SET TASK:
Show all lines that include the string "parameters"; copy each one.

DATASET ROWS:
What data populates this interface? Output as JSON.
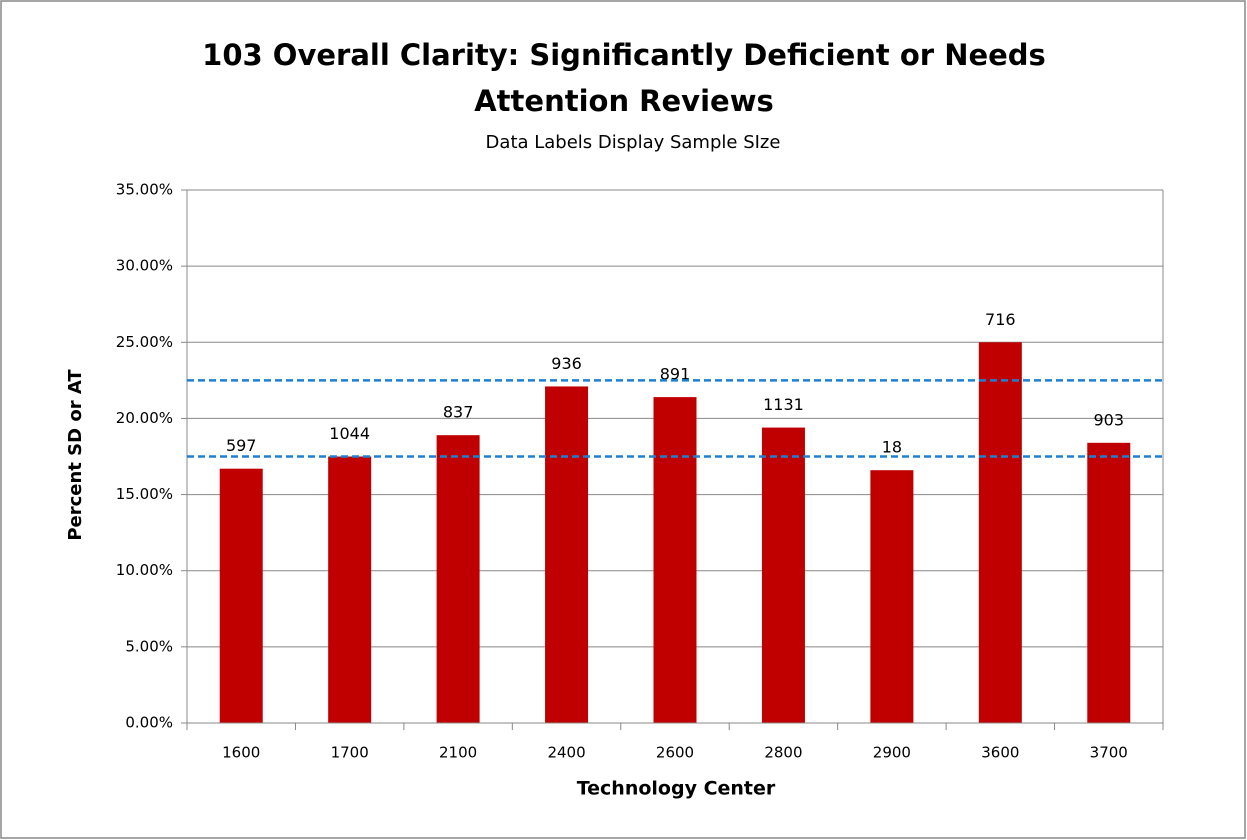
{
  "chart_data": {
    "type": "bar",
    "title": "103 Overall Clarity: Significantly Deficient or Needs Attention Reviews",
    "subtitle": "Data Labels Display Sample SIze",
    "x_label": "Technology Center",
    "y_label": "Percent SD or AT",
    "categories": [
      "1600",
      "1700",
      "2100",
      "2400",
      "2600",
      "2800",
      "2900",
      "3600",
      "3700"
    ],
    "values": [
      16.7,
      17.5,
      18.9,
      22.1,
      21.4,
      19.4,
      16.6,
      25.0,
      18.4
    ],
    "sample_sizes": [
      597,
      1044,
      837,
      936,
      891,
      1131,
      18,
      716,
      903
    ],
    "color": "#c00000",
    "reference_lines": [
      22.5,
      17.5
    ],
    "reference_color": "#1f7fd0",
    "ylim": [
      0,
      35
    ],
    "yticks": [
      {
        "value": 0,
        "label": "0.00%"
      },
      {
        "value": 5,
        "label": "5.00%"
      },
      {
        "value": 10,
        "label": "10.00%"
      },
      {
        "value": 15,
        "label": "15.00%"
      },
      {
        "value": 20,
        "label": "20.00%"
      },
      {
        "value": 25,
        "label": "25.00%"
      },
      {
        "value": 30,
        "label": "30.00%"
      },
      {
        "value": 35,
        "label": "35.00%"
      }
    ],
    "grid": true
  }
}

==

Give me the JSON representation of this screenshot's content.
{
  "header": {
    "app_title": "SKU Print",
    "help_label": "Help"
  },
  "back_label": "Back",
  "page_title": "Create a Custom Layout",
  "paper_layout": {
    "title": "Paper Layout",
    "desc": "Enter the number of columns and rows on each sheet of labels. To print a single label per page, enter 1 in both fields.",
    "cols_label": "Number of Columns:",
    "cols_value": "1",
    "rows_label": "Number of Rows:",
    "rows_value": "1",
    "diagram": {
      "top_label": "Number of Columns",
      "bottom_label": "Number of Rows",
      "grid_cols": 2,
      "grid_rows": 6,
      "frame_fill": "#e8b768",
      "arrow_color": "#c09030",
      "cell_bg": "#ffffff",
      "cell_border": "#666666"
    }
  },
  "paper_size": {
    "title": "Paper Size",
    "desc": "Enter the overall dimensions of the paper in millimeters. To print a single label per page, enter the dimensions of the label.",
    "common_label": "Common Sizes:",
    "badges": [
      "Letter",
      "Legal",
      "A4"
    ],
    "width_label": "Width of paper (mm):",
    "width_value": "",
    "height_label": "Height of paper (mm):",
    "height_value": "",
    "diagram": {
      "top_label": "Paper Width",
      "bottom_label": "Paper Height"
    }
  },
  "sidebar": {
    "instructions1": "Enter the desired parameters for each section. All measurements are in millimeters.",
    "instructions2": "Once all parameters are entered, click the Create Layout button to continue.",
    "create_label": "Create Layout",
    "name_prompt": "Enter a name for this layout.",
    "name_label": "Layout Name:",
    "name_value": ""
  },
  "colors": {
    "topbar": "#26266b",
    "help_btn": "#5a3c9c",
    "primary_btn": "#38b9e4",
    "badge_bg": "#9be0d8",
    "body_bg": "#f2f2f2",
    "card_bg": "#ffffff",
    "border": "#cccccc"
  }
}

EXERCISE OUTPUT:
    "instructions1": "Enter the desired parameters for each section. All measurements are in millimeters.",
    "instructions2": "Once all parameters are entered, click the Create Layout button to continue.",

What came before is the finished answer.